__SHORT PROBLEM__. Filter the records below for the word "ଆଠଗଡ". Copy each line that holds it.

(Stored records)
************

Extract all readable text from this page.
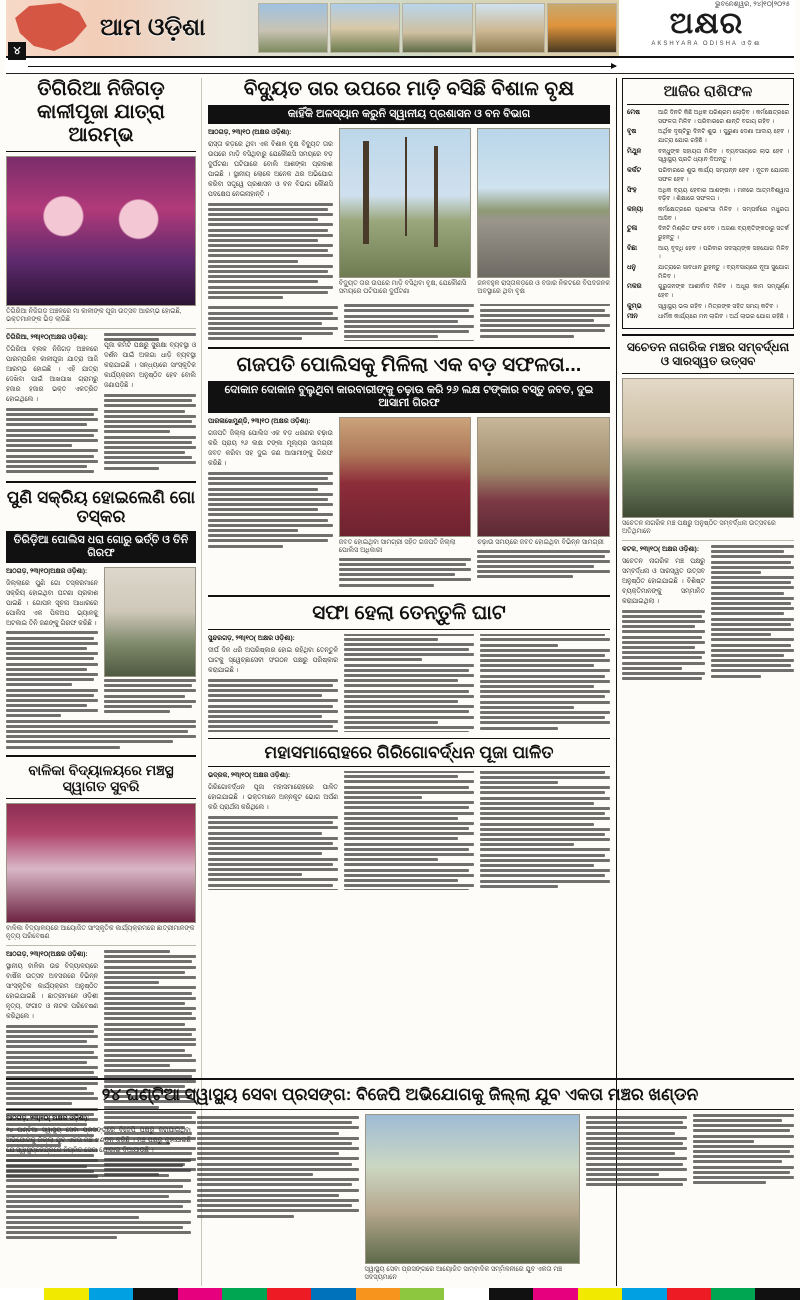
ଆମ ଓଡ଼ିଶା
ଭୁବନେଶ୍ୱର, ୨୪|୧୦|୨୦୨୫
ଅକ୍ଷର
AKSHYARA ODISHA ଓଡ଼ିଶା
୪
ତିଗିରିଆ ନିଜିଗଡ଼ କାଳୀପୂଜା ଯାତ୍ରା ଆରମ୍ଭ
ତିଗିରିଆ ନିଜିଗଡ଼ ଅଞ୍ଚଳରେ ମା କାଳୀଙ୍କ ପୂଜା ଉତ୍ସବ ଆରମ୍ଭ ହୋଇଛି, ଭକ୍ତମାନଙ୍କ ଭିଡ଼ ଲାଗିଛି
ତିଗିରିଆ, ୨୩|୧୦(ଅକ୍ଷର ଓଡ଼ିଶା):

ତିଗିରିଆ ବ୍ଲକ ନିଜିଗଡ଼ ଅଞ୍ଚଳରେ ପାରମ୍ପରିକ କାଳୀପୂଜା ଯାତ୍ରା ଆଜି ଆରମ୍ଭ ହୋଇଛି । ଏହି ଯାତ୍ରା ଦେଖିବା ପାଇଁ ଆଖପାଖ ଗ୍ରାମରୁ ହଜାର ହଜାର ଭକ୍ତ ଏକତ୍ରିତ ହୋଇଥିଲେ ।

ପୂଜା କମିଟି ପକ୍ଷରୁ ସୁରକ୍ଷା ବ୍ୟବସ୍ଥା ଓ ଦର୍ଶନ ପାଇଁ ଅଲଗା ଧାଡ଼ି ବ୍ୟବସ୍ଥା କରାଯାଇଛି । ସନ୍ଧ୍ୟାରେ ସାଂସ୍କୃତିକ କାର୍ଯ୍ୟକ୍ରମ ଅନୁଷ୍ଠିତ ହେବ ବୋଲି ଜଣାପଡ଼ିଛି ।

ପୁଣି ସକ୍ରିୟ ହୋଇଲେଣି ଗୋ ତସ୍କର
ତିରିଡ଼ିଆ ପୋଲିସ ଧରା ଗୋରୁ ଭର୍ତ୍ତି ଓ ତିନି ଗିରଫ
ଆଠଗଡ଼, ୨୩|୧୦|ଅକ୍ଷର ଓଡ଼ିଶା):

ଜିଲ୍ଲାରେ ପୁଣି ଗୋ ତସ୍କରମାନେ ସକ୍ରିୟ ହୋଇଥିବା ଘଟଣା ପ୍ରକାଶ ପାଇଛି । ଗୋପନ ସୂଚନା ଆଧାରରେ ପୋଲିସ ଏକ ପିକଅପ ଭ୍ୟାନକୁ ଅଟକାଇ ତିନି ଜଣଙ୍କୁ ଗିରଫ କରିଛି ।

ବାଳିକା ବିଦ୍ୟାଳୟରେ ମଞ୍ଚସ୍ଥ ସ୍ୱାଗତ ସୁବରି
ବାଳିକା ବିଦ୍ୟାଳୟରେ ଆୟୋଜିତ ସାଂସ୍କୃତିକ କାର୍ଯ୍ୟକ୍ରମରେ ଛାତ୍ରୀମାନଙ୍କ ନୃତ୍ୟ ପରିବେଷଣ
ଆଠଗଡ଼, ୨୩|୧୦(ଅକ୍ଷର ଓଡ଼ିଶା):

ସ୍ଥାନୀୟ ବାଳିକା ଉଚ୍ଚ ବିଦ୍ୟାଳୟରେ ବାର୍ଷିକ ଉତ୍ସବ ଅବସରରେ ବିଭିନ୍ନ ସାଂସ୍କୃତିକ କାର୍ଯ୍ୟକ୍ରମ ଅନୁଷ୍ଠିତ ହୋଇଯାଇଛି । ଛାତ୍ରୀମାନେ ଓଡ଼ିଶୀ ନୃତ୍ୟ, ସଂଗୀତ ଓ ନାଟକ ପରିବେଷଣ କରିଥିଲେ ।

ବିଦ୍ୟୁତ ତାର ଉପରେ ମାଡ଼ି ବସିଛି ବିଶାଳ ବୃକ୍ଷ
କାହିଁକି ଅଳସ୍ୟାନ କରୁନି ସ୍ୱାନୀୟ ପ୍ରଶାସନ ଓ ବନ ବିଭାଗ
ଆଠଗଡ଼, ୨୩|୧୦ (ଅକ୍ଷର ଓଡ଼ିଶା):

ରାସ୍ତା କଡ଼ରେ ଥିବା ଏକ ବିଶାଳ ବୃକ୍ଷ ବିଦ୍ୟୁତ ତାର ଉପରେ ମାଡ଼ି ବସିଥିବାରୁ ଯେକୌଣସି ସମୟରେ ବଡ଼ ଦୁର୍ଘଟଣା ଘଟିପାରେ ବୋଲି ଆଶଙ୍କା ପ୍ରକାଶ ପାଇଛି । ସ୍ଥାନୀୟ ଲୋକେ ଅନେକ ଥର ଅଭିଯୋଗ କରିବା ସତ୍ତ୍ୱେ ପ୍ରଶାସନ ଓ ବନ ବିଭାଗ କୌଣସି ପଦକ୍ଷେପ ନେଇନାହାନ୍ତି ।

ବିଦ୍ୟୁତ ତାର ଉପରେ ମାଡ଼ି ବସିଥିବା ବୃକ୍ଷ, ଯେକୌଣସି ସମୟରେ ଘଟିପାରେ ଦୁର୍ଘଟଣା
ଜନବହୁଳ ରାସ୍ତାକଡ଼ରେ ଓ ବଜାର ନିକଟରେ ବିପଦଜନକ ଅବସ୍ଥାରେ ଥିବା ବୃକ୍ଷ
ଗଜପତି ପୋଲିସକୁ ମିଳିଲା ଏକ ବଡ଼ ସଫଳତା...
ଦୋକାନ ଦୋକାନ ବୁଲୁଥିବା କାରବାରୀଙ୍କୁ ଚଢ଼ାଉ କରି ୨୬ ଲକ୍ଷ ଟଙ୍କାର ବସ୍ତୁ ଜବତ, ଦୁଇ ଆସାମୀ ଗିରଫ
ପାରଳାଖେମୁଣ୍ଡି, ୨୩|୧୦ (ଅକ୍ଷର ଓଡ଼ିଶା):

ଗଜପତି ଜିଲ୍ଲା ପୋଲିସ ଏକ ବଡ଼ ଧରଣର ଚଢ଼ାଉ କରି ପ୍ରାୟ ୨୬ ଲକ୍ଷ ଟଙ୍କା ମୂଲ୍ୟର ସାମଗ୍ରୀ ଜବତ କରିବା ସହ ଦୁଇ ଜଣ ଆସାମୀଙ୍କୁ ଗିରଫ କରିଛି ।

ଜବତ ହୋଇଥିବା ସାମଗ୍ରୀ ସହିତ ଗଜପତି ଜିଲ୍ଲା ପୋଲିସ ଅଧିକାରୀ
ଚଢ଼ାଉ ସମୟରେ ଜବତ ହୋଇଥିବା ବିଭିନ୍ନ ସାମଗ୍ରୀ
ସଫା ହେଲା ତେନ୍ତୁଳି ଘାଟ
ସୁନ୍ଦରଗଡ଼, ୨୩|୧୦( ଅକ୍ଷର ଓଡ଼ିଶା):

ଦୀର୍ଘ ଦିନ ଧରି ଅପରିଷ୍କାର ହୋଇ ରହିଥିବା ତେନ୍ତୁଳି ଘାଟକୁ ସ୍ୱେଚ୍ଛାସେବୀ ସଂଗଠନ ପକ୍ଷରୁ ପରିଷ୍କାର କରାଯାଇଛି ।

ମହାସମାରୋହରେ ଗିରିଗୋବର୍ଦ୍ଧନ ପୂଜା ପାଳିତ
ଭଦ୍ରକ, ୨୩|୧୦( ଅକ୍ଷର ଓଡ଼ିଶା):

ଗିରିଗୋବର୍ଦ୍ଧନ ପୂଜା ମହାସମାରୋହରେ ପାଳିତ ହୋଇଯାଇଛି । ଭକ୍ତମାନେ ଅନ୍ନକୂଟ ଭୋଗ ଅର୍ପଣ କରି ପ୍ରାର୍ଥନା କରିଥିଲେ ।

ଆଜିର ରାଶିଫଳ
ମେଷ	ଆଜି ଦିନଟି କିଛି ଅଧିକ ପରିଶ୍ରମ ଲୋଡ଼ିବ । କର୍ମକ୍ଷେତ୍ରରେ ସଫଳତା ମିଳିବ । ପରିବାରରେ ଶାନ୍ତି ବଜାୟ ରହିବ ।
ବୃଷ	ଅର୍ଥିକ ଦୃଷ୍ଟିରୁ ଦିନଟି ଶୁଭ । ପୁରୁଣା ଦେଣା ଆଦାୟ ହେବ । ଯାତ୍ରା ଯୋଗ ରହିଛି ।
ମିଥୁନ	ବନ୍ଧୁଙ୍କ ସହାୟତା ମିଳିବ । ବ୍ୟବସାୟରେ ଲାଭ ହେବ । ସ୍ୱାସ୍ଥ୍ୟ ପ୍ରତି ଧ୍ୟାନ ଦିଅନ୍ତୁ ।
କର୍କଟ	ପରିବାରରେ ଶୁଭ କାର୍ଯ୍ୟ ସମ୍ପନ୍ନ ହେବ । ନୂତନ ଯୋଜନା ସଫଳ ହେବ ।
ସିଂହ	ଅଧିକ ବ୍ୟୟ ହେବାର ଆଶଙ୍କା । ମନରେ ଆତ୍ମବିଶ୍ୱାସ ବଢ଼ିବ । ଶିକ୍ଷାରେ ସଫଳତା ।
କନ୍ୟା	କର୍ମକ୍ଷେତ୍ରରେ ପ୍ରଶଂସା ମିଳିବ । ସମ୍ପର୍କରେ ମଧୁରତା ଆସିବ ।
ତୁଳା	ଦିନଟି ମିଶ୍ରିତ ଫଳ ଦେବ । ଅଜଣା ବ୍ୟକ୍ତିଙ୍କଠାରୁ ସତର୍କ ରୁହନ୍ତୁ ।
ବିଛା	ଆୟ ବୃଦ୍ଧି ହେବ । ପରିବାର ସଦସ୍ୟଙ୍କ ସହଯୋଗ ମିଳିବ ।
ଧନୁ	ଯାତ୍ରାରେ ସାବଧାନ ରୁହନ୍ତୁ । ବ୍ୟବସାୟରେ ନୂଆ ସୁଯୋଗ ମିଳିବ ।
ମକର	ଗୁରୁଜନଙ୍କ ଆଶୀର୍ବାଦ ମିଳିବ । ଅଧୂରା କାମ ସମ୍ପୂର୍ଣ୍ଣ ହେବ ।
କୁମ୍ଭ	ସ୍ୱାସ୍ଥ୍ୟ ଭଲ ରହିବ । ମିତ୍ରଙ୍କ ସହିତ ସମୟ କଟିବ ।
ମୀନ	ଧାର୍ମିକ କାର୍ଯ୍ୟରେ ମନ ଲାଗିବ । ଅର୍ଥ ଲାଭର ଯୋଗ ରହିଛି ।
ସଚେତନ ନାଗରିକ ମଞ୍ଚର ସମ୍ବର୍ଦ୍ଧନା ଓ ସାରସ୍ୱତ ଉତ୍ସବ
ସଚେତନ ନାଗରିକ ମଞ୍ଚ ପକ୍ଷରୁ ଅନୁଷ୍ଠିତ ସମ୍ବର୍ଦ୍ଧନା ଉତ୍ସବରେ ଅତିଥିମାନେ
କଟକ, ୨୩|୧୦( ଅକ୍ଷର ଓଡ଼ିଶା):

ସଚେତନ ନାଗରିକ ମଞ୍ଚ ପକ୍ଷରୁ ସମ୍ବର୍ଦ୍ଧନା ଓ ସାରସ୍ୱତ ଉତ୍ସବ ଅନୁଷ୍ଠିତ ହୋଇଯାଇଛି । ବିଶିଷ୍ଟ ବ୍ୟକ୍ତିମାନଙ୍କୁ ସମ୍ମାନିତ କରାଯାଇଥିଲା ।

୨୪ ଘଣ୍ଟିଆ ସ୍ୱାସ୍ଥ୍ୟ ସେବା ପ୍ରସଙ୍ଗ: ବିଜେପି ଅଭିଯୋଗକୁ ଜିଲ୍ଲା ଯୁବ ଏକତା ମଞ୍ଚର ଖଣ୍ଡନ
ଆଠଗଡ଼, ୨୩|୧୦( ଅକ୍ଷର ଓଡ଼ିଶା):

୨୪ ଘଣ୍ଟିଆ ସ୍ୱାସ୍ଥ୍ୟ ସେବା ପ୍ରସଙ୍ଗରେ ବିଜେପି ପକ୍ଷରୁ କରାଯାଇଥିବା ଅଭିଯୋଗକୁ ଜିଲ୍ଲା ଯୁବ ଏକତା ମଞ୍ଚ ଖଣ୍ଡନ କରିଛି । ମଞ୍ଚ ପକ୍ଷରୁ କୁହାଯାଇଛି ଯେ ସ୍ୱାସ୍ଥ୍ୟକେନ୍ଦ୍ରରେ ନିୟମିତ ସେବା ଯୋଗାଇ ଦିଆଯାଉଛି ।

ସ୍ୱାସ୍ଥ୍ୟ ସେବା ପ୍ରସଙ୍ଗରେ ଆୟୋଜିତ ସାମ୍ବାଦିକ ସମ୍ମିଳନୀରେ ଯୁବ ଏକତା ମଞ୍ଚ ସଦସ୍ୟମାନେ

************

__CORRECT RESPONSE__.
ଆଠଗଡ଼, ୨୩|୧୦|ଅକ୍ଷର ଓଡ଼ିଶା):
ଆଠଗଡ଼, ୨୩|୧୦(ଅକ୍ଷର ଓଡ଼ିଶା):
ଆଠଗଡ଼, ୨୩|୧୦ (ଅକ୍ଷର ଓଡ଼ିଶା):
ଆଠଗଡ଼, ୨୩|୧୦( ଅକ୍ଷର ଓଡ଼ିଶା):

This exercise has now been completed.